»»

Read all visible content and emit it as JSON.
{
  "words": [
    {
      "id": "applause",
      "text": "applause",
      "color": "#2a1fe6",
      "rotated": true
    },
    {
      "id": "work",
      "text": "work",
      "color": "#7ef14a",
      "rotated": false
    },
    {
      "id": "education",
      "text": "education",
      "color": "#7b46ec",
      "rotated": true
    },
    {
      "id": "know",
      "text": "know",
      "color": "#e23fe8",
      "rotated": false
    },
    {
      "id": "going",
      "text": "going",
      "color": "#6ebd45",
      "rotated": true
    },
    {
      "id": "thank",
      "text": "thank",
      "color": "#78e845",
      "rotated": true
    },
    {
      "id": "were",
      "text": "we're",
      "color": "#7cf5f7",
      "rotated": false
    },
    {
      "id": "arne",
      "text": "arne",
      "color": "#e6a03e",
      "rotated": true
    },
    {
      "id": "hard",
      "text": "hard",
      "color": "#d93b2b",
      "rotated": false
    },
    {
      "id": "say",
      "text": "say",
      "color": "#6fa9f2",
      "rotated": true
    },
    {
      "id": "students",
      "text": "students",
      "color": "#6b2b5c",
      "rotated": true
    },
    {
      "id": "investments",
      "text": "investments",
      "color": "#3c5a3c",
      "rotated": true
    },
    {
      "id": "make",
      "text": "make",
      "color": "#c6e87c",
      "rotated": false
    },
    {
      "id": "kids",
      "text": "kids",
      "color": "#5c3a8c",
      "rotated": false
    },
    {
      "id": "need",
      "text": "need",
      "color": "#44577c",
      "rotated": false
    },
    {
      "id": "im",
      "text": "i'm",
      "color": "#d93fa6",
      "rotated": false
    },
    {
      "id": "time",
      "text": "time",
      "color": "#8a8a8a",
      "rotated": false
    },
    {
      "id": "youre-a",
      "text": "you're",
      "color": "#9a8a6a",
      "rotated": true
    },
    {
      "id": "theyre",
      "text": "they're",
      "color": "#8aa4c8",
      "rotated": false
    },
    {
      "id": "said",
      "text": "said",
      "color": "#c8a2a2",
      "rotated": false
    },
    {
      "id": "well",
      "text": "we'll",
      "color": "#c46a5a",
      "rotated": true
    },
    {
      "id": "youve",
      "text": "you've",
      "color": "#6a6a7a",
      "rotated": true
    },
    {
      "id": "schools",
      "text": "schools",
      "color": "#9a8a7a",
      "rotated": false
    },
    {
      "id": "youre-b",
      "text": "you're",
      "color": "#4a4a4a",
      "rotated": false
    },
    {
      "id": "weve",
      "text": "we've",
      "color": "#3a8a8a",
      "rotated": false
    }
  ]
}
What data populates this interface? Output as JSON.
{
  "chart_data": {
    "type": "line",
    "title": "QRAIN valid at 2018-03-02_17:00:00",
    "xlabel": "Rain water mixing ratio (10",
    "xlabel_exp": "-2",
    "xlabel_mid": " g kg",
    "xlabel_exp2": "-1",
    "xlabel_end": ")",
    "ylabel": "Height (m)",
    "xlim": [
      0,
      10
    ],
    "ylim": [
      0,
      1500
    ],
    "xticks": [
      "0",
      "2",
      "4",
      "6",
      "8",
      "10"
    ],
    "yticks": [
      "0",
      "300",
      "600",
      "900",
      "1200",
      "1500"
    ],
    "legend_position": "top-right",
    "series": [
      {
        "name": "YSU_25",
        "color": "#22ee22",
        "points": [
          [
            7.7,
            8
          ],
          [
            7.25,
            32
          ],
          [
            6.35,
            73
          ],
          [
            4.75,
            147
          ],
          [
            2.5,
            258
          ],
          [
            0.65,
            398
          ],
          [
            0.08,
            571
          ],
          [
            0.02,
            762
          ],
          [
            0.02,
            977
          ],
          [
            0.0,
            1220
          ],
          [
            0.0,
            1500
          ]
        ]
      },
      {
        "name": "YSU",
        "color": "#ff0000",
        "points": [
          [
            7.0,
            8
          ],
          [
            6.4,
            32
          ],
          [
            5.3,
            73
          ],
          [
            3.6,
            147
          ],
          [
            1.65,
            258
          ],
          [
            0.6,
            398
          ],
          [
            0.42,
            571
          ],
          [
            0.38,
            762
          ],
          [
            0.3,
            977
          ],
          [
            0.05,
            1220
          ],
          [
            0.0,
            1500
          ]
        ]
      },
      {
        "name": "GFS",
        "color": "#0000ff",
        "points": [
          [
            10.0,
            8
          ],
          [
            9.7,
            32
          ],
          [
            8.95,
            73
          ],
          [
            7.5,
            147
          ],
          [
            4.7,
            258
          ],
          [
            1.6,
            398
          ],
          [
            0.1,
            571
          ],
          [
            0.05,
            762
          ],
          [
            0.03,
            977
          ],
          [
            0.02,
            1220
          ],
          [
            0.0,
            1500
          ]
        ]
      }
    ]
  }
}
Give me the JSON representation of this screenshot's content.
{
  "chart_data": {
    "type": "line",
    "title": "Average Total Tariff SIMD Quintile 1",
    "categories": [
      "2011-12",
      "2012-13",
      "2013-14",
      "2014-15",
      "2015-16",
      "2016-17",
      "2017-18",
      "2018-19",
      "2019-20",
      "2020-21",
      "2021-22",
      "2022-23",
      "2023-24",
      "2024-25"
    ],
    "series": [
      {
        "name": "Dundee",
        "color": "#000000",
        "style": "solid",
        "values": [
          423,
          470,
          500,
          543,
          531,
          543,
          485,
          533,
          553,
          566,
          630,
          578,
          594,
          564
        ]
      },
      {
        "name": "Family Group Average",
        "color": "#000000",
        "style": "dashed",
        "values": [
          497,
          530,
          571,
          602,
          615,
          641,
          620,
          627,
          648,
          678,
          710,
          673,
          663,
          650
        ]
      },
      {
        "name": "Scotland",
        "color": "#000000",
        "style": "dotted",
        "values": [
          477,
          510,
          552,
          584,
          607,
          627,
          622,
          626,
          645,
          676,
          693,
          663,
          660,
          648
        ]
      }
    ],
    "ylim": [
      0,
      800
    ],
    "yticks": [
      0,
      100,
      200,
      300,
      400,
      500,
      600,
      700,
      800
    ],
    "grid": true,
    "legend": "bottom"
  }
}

««

SET PROBLEM:
Please repeat the material above, word for word and in full.

ANSWER FOR THE TASK:
Read all visible content and emit it as JSON.
{
  "words": [
    {
      "id": "applause",
      "text": "applause",
      "color": "#2a1fe6",
      "rotated": true
    },
    {
      "id": "work",
      "text": "work",
      "color": "#7ef14a",
      "rotated": false
    },
    {
      "id": "education",
      "text": "education",
      "color": "#7b46ec",
      "rotated": true
    },
    {
      "id": "know",
      "text": "know",
      "color": "#e23fe8",
      "rotated": false
    },
    {
      "id": "going",
      "text": "going",
      "color": "#6ebd45",
      "rotated": true
    },
    {
      "id": "thank",
      "text": "thank",
      "color": "#78e845",
      "rotated": true
    },
    {
      "id": "were",
      "text": "we're",
      "color": "#7cf5f7",
      "rotated": false
    },
    {
      "id": "arne",
      "text": "arne",
      "color": "#e6a03e",
      "rotated": true
    },
    {
      "id": "hard",
      "text": "hard",
      "color": "#d93b2b",
      "rotated": false
    },
    {
      "id": "say",
      "text": "say",
      "color": "#6fa9f2",
      "rotated": true
    },
    {
      "id": "students",
      "text": "students",
      "color": "#6b2b5c",
      "rotated": true
    },
    {
      "id": "investments",
      "text": "investments",
      "color": "#3c5a3c",
      "rotated": true
    },
    {
      "id": "make",
      "text": "make",
      "color": "#c6e87c",
      "rotated": false
    },
    {
      "id": "kids",
      "text": "kids",
      "color": "#5c3a8c",
      "rotated": false
    },
    {
      "id": "need",
      "text": "need",
      "color": "#44577c",
      "rotated": false
    },
    {
      "id": "im",
      "text": "i'm",
      "color": "#d93fa6",
      "rotated": false
    },
    {
      "id": "time",
      "text": "time",
      "color": "#8a8a8a",
      "rotated": false
    },
    {
      "id": "youre-a",
      "text": "you're",
      "color": "#9a8a6a",
      "rotated": true
    },
    {
      "id": "theyre",
      "text": "they're",
      "color": "#8aa4c8",
      "rotated": false
    },
    {
      "id": "said",
      "text": "said",
      "color": "#c8a2a2",
      "rotated": false
    },
    {
      "id": "well",
      "text": "we'll",
      "color": "#c46a5a",
      "rotated": true
    },
    {
      "id": "youve",
      "text": "you've",
      "color": "#6a6a7a",
      "rotated": true
    },
    {
      "id": "schools",
      "text": "schools",
      "color": "#9a8a7a",
      "rotated": false
    },
    {
      "id": "youre-b",
      "text": "you're",
      "color": "#4a4a4a",
      "rotated": false
    },
    {
      "id": "weve",
      "text": "we've",
      "color": "#3a8a8a",
      "rotated": false
    }
  ]
}
What data populates this interface? Output as JSON.
{
  "chart_data": {
    "type": "line",
    "title": "QRAIN valid at 2018-03-02_17:00:00",
    "xlabel": "Rain water mixing ratio (10",
    "xlabel_exp": "-2",
    "xlabel_mid": " g kg",
    "xlabel_exp2": "-1",
    "xlabel_end": ")",
    "ylabel": "Height (m)",
    "xlim": [
      0,
      10
    ],
    "ylim": [
      0,
      1500
    ],
    "xticks": [
      "0",
      "2",
      "4",
      "6",
      "8",
      "10"
    ],
    "yticks": [
      "0",
      "300",
      "600",
      "900",
      "1200",
      "1500"
    ],
    "legend_position": "top-right",
    "series": [
      {
        "name": "YSU_25",
        "color": "#22ee22",
        "points": [
          [
            7.7,
            8
          ],
          [
            7.25,
            32
          ],
          [
            6.35,
            73
          ],
          [
            4.75,
            147
          ],
          [
            2.5,
            258
          ],
          [
            0.65,
            398
          ],
          [
            0.08,
            571
          ],
          [
            0.02,
            762
          ],
          [
            0.02,
            977
          ],
          [
            0.0,
            1220
          ],
          [
            0.0,
            1500
          ]
        ]
      },
      {
        "name": "YSU",
        "color": "#ff0000",
        "points": [
          [
            7.0,
            8
          ],
          [
            6.4,
            32
          ],
          [
            5.3,
            73
          ],
          [
            3.6,
            147
          ],
          [
            1.65,
            258
          ],
          [
            0.6,
            398
          ],
          [
            0.42,
            571
          ],
          [
            0.38,
            762
          ],
          [
            0.3,
            977
          ],
          [
            0.05,
            1220
          ],
          [
            0.0,
            1500
          ]
        ]
      },
      {
        "name": "GFS",
        "color": "#0000ff",
        "points": [
          [
            10.0,
            8
          ],
          [
            9.7,
            32
          ],
          [
            8.95,
            73
          ],
          [
            7.5,
            147
          ],
          [
            4.7,
            258
          ],
          [
            1.6,
            398
          ],
          [
            0.1,
            571
          ],
          [
            0.05,
            762
          ],
          [
            0.03,
            977
          ],
          [
            0.02,
            1220
          ],
          [
            0.0,
            1500
          ]
        ]
      }
    ]
  }
}
Give me the JSON representation of this screenshot's content.
{
  "chart_data": {
    "type": "line",
    "title": "Average Total Tariff SIMD Quintile 1",
    "categories": [
      "2011-12",
      "2012-13",
      "2013-14",
      "2014-15",
      "2015-16",
      "2016-17",
      "2017-18",
      "2018-19",
      "2019-20",
      "2020-21",
      "2021-22",
      "2022-23",
      "2023-24",
      "2024-25"
    ],
    "series": [
      {
        "name": "Dundee",
        "color": "#000000",
        "style": "solid",
        "values": [
          423,
          470,
          500,
          543,
          531,
          543,
          485,
          533,
          553,
          566,
          630,
          578,
          594,
          564
        ]
      },
      {
        "name": "Family Group Average",
        "color": "#000000",
        "style": "dashed",
        "values": [
          497,
          530,
          571,
          602,
          615,
          641,
          620,
          627,
          648,
          678,
          710,
          673,
          663,
          650
        ]
      },
      {
        "name": "Scotland",
        "color": "#000000",
        "style": "dotted",
        "values": [
          477,
          510,
          552,
          584,
          607,
          627,
          622,
          626,
          645,
          676,
          693,
          663,
          660,
          648
        ]
      }
    ],
    "ylim": [
      0,
      800
    ],
    "yticks": [
      0,
      100,
      200,
      300,
      400,
      500,
      600,
      700,
      800
    ],
    "grid": true,
    "legend": "bottom"
  }
}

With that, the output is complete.